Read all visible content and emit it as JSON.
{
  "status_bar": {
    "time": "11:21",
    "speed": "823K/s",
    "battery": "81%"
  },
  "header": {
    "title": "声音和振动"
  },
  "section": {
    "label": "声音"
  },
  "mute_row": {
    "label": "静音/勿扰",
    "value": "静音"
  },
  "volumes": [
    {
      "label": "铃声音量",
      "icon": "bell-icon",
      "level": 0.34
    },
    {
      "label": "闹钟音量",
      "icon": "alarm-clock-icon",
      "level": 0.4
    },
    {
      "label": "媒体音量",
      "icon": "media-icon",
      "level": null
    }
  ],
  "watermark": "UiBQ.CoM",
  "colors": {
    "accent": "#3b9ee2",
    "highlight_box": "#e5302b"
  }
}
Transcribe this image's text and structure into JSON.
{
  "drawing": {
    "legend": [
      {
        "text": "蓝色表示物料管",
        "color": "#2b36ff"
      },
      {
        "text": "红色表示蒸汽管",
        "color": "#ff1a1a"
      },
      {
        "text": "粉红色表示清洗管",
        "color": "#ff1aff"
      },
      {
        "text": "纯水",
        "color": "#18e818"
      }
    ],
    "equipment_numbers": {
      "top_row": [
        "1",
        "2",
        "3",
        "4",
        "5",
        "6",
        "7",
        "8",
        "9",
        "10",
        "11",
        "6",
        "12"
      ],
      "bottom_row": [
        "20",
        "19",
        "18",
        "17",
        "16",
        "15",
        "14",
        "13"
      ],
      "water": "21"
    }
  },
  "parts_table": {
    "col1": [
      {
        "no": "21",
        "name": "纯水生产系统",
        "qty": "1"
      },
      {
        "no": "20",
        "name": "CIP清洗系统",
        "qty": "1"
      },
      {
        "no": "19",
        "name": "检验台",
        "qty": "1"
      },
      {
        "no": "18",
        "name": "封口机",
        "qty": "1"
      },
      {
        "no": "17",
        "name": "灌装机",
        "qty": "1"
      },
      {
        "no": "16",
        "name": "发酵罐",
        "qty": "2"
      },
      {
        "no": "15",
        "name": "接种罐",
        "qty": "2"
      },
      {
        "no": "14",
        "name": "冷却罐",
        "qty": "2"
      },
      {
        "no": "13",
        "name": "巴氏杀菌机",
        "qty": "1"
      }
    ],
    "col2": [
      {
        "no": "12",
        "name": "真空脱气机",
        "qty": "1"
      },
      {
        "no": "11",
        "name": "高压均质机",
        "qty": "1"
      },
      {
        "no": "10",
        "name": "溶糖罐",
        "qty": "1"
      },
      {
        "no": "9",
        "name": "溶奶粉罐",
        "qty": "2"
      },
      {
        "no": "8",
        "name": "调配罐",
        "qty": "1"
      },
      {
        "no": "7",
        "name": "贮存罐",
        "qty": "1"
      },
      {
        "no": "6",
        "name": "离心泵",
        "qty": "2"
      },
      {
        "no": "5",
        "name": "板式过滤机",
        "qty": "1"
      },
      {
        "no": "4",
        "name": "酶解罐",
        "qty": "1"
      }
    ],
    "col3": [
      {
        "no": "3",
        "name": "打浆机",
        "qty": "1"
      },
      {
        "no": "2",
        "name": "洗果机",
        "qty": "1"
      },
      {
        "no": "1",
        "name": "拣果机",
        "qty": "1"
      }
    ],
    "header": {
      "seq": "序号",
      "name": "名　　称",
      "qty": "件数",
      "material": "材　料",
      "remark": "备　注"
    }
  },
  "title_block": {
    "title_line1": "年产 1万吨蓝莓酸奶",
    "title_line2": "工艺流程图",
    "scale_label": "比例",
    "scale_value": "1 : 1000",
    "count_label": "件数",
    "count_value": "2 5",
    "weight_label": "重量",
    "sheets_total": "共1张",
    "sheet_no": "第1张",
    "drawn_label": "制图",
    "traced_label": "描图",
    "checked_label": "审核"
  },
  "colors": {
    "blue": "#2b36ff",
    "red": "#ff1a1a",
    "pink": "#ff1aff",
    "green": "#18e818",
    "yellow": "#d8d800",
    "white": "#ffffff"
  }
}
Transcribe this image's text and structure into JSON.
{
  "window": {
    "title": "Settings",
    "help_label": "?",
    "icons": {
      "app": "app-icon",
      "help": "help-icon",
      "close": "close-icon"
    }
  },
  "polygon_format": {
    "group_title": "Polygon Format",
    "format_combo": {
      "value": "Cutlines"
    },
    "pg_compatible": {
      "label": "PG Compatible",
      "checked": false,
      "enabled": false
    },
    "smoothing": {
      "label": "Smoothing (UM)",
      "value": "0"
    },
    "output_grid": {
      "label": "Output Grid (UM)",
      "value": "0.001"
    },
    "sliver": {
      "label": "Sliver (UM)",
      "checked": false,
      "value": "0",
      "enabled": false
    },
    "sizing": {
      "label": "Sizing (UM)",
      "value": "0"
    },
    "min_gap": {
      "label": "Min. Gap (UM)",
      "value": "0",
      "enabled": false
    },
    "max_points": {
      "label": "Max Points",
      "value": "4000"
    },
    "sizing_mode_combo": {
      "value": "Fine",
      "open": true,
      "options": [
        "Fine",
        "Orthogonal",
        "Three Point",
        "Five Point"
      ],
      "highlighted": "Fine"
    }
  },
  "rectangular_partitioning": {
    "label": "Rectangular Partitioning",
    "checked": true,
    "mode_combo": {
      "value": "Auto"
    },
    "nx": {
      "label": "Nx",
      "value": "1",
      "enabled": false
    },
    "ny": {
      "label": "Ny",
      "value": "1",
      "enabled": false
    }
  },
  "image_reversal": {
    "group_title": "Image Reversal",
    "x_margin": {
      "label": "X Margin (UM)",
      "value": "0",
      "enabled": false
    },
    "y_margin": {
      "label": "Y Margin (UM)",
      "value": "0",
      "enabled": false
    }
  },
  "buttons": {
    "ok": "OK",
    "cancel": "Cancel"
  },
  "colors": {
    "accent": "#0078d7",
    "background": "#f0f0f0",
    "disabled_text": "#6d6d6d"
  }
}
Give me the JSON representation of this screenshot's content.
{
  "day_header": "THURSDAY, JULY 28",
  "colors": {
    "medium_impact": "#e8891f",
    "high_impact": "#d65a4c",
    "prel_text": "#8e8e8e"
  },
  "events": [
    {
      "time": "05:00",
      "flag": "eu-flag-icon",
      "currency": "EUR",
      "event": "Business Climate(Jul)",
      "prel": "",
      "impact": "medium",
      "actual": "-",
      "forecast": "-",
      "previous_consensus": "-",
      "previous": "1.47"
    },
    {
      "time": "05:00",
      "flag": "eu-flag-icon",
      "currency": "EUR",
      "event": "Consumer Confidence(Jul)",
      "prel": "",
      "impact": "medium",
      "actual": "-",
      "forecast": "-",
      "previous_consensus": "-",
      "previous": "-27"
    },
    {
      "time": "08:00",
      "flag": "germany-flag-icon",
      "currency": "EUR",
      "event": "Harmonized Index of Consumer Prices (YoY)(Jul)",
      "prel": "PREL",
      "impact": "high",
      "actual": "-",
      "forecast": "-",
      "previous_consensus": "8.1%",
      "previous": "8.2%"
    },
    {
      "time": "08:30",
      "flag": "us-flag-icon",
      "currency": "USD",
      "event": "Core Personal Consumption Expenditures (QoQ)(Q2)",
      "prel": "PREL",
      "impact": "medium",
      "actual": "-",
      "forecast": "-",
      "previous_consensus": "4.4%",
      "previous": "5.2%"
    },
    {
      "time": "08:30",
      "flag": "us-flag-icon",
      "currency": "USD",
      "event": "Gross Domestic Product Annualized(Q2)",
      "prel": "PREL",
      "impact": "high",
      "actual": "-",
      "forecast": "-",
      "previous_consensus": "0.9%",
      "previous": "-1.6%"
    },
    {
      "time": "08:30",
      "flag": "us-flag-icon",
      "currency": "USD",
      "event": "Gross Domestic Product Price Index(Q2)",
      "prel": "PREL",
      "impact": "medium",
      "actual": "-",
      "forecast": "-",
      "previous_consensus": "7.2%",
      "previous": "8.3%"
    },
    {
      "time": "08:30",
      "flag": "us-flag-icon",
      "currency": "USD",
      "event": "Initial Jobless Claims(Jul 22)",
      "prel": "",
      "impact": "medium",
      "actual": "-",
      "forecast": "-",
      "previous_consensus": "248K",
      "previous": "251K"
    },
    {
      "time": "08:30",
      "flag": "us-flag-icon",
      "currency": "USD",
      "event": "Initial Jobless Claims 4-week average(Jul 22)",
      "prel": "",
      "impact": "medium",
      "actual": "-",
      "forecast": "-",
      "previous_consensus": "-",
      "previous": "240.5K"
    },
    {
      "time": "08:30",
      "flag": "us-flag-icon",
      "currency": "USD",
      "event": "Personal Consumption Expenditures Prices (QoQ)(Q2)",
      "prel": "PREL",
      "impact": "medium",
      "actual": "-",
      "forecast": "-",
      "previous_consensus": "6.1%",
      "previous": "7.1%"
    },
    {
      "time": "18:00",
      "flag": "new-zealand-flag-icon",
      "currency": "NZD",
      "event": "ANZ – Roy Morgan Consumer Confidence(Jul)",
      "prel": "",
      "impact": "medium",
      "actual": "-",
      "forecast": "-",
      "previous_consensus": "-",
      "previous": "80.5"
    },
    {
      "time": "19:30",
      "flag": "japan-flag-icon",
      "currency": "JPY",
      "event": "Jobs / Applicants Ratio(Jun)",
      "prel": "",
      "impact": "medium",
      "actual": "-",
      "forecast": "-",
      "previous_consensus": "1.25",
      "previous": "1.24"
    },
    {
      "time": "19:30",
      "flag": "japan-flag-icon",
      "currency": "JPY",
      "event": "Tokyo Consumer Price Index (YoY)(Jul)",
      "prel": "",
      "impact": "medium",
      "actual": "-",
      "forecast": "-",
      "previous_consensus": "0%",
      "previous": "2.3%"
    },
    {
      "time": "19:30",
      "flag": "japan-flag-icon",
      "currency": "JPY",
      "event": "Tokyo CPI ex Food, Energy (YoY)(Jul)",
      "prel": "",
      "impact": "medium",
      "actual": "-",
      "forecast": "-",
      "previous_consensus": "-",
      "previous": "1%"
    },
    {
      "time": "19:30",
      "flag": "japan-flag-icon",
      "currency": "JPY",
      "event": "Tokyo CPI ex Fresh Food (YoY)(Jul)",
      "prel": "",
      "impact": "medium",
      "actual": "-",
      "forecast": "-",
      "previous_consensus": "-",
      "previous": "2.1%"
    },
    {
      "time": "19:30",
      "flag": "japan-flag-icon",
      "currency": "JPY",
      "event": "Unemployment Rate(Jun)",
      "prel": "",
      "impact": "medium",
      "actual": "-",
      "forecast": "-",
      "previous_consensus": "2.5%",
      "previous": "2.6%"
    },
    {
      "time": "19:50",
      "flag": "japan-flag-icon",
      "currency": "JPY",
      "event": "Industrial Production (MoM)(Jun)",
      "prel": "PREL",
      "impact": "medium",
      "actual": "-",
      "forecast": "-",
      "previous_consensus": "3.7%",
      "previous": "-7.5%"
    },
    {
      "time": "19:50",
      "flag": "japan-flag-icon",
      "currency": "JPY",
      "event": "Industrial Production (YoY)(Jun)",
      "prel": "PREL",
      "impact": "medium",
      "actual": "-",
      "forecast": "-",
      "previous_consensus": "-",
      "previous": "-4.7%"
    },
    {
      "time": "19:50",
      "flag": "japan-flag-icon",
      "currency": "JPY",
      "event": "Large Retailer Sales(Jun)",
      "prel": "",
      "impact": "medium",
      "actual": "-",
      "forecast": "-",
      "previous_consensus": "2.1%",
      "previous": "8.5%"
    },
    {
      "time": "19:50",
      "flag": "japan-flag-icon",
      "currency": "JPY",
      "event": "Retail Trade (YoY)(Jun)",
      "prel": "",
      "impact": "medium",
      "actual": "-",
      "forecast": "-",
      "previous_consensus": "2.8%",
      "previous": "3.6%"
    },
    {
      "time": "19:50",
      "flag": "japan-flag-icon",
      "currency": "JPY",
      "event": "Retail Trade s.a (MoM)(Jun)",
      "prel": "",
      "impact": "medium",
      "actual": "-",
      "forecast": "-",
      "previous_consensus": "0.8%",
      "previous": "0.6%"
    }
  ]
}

+===+

- **Required task**: Collect, from the material above, every line containing the word "Industrial".

- **Reply**:
      "event": "Industrial Production (MoM)(Jun)",
      "event": "Industrial Production (YoY)(Jun)",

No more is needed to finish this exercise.